==== AVAILABLE DATA ====
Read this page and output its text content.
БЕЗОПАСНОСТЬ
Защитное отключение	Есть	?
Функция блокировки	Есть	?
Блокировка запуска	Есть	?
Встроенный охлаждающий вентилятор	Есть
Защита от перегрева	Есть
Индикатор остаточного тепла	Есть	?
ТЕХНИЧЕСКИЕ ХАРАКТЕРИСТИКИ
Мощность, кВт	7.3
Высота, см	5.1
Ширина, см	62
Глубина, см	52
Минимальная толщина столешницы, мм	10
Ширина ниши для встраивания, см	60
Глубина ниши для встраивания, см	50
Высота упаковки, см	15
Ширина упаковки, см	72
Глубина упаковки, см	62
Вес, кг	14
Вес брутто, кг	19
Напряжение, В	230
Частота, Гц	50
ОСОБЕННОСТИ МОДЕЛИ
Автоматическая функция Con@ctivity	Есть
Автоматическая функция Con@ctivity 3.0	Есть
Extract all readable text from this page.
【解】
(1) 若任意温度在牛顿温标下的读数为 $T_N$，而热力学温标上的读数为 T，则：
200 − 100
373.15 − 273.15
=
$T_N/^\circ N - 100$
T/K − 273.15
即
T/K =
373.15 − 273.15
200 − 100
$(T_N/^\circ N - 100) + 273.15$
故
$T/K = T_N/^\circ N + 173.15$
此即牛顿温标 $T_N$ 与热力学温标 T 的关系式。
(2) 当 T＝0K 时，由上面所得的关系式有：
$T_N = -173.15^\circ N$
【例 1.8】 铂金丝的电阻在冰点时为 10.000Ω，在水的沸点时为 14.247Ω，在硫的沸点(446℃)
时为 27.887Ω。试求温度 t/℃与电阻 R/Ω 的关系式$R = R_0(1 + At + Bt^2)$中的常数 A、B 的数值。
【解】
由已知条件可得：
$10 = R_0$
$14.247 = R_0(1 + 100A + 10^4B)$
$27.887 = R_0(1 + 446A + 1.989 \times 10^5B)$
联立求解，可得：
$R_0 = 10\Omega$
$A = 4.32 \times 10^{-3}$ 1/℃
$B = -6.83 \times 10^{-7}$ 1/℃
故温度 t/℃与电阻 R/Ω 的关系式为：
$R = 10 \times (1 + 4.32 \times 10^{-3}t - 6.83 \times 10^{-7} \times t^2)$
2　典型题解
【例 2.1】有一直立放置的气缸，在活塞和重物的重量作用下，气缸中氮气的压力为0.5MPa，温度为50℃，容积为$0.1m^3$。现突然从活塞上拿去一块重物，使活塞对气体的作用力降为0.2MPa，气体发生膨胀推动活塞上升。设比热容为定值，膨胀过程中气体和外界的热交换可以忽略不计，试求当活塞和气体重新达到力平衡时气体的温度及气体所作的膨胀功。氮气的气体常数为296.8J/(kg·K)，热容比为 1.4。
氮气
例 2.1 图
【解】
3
====
- TASK DESCRIPTION -
Copy the entries above exactly, leaving none out.

- FINISHED ANSWER -
Read this page and output its text content.
БЕЗОПАСНОСТЬ
Защитное отключение	Есть	?
Функция блокировки	Есть	?
Блокировка запуска	Есть	?
Встроенный охлаждающий вентилятор	Есть
Защита от перегрева	Есть
Индикатор остаточного тепла	Есть	?
ТЕХНИЧЕСКИЕ ХАРАКТЕРИСТИКИ
Мощность, кВт	7.3
Высота, см	5.1
Ширина, см	62
Глубина, см	52
Минимальная толщина столешницы, мм	10
Ширина ниши для встраивания, см	60
Глубина ниши для встраивания, см	50
Высота упаковки, см	15
Ширина упаковки, см	72
Глубина упаковки, см	62
Вес, кг	14
Вес брутто, кг	19
Напряжение, В	230
Частота, Гц	50
ОСОБЕННОСТИ МОДЕЛИ
Автоматическая функция Con@ctivity	Есть
Автоматическая функция Con@ctivity 3.0	Есть
Extract all readable text from this page.
【解】
(1) 若任意温度在牛顿温标下的读数为 $T_N$，而热力学温标上的读数为 T，则：
200 − 100
373.15 − 273.15
=
$T_N/^\circ N - 100$
T/K − 273.15
即
T/K =
373.15 − 273.15
200 − 100
$(T_N/^\circ N - 100) + 273.15$
故
$T/K = T_N/^\circ N + 173.15$
此即牛顿温标 $T_N$ 与热力学温标 T 的关系式。
(2) 当 T＝0K 时，由上面所得的关系式有：
$T_N = -173.15^\circ N$
【例 1.8】 铂金丝的电阻在冰点时为 10.000Ω，在水的沸点时为 14.247Ω，在硫的沸点(446℃)
时为 27.887Ω。试求温度 t/℃与电阻 R/Ω 的关系式$R = R_0(1 + At + Bt^2)$中的常数 A、B 的数值。
【解】
由已知条件可得：
$10 = R_0$
$14.247 = R_0(1 + 100A + 10^4B)$
$27.887 = R_0(1 + 446A + 1.989 \times 10^5B)$
联立求解，可得：
$R_0 = 10\Omega$
$A = 4.32 \times 10^{-3}$ 1/℃
$B = -6.83 \times 10^{-7}$ 1/℃
故温度 t/℃与电阻 R/Ω 的关系式为：
$R = 10 \times (1 + 4.32 \times 10^{-3}t - 6.83 \times 10^{-7} \times t^2)$
2　典型题解
【例 2.1】有一直立放置的气缸，在活塞和重物的重量作用下，气缸中氮气的压力为0.5MPa，温度为50℃，容积为$0.1m^3$。现突然从活塞上拿去一块重物，使活塞对气体的作用力降为0.2MPa，气体发生膨胀推动活塞上升。设比热容为定值，膨胀过程中气体和外界的热交换可以忽略不计，试求当活塞和气体重新达到力平衡时气体的温度及气体所作的膨胀功。氮气的气体常数为296.8J/(kg·K)，热容比为 1.4。
氮气
例 2.1 图
【解】
3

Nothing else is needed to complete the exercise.